→ **What is asked**
Report each line of the material below that includes the word "sixth", copying every such line in full.

Data drawn from a collection
**********
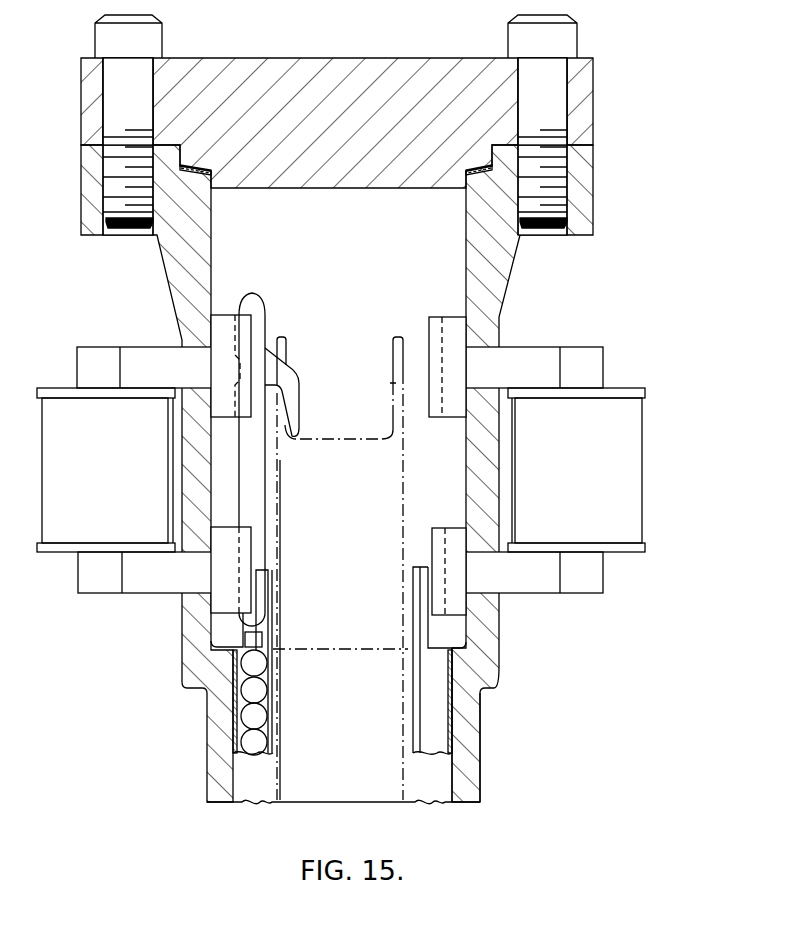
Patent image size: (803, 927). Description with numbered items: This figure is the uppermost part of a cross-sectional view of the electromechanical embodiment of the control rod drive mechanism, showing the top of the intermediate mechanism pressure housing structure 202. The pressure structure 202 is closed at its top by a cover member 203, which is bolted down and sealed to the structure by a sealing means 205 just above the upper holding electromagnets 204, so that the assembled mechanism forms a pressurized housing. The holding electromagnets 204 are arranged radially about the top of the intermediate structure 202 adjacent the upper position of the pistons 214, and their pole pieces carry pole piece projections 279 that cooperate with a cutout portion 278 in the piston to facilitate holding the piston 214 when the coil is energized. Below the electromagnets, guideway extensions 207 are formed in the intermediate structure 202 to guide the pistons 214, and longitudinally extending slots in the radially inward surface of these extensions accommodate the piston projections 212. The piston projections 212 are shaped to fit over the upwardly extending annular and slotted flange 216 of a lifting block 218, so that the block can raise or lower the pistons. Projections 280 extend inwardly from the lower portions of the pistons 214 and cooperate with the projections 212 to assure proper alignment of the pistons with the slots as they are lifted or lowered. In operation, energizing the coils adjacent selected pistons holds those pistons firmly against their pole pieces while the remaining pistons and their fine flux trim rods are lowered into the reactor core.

The intermediate mechanism pressure housing structure 202 is at (207, 762).
The cover member 203 is at (583, 105).
The holding electromagnets 204 is at (700, 498).
The sealing means 205 is at (480, 172).
The guideway extensions 207 is at (455, 718).
The piston projections 212 is at (306, 404).
The pistons 214 is at (258, 497).
The annular slotted flange 216 is at (393, 350).
The lifting block 218 is at (383, 508).
The cutout portion 278 is at (238, 373).
The pole piece projections 279 is at (138, 352).
The projections 280 is at (275, 590).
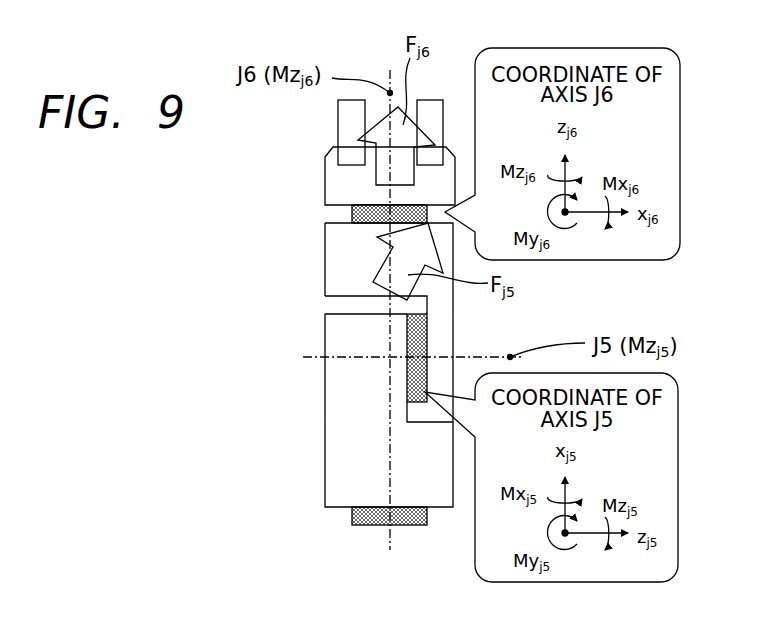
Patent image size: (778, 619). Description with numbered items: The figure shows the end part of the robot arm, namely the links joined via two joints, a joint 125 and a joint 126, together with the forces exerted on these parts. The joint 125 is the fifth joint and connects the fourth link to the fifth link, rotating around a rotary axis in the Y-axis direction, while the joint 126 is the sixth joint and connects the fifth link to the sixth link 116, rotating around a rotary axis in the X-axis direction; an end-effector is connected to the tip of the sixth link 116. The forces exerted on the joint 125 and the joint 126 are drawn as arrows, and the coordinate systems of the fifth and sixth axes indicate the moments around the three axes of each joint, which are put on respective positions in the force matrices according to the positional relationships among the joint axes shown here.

The sixth link 116 is at (338, 178).
The joint 125 is at (423, 327).
The joint 126 is at (352, 212).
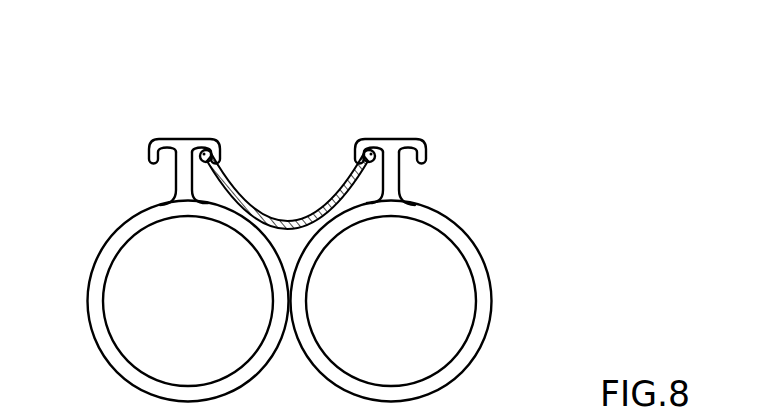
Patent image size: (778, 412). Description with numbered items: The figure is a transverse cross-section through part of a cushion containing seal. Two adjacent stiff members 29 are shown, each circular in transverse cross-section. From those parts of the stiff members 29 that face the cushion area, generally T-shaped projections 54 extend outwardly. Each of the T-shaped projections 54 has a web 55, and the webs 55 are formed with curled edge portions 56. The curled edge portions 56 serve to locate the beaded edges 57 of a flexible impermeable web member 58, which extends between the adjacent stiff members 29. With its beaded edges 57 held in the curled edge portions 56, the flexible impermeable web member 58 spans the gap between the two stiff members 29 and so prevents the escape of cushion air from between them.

The stiff members 29 is at (205, 313).
The T-shaped projections 54 is at (185, 185).
The webs 55 is at (398, 140).
The curled edge portions 56 is at (153, 142).
The beaded edges 57 is at (372, 150).
The flexible impermeable web member 58 is at (293, 223).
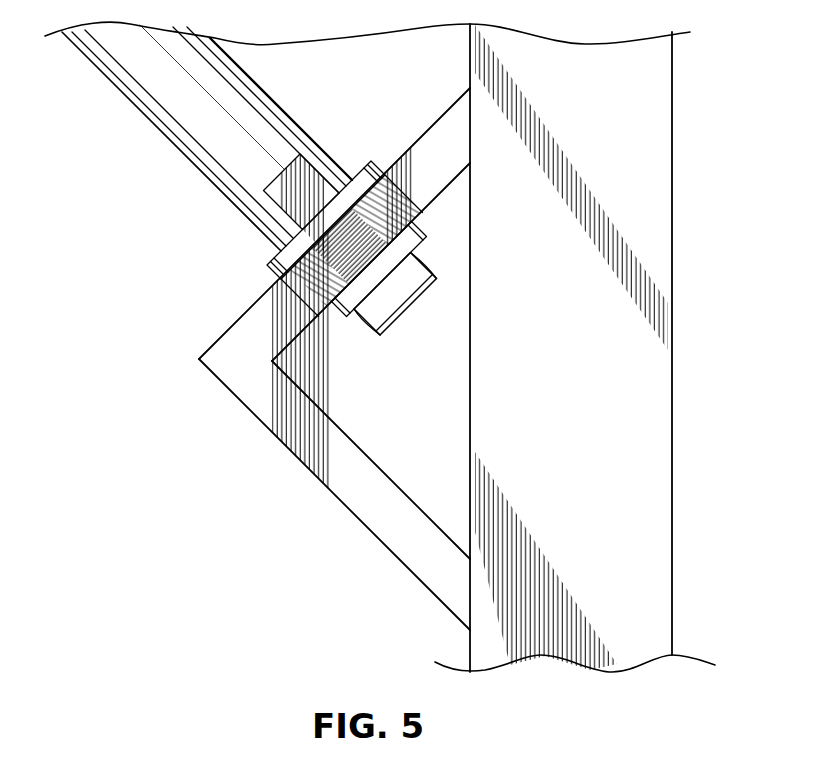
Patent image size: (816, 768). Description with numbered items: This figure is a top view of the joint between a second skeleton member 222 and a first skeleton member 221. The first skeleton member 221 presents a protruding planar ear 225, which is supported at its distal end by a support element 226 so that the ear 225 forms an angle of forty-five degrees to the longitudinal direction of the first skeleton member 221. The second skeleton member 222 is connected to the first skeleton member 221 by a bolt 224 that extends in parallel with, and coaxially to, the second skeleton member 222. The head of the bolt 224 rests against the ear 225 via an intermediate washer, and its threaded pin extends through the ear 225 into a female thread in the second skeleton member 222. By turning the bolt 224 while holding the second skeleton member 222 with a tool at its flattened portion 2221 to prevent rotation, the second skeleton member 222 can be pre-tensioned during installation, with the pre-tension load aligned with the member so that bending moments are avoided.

The first skeleton member 221 is at (672, 218).
The second skeleton member 222 is at (188, 146).
The flattened portion 2221 is at (306, 183).
The bolt 224 is at (375, 318).
The ear 225 is at (227, 333).
The support element 226 is at (303, 465).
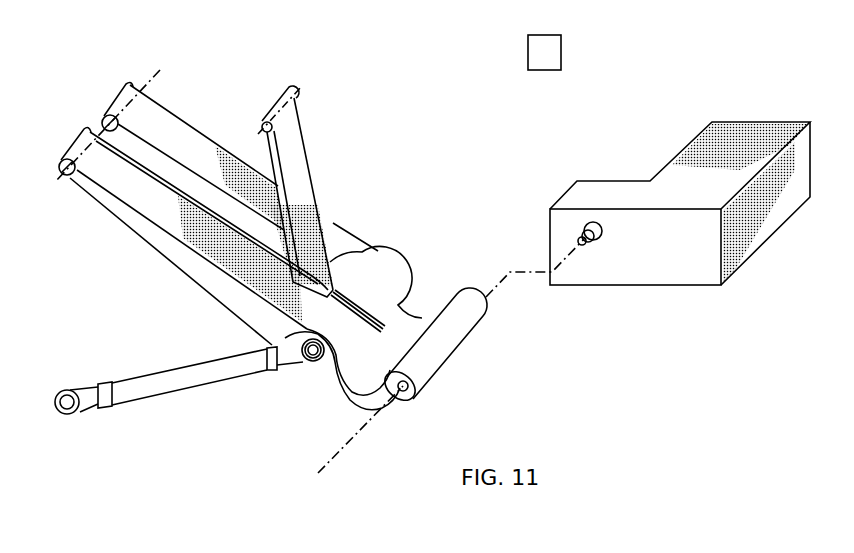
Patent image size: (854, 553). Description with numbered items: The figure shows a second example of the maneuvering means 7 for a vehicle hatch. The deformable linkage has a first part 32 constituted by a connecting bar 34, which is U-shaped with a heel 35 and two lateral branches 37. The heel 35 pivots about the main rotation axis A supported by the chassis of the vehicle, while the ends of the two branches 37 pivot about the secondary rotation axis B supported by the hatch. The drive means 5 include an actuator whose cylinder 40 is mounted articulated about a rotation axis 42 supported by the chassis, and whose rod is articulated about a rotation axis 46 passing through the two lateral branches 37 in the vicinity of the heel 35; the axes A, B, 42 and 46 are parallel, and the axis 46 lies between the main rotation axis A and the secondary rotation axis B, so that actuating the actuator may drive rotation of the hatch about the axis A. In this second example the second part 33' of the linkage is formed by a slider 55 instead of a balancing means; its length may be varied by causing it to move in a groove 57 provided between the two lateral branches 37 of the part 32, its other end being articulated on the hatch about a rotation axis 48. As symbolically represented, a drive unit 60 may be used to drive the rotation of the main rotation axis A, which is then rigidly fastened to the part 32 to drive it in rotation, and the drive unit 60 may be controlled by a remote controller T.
**********
→ **Task answer**
Patent image size: (778, 619). Description with numbered items: The figure shows the end part of the robot arm, namely the links joined via two joints, a joint 125 and a joint 126, together with the forces exerted on these parts. The joint 125 is the fifth joint and connects the fourth link to the fifth link, rotating around a rotary axis in the Y-axis direction, while the joint 126 is the sixth joint and connects the fifth link to the sixth link 116, rotating around a rotary axis in the X-axis direction; an end-effector is connected to the tip of the sixth link 116. The forces exerted on the joint 125 and the joint 126 are drawn as arrows, and the coordinate systems of the fifth and sixth axes indicate the moments around the three axes of each joint, which are put on respective positions in the force matrices according to the positional relationships among the joint axes shown here.
The sixth link 116 is at (338, 178).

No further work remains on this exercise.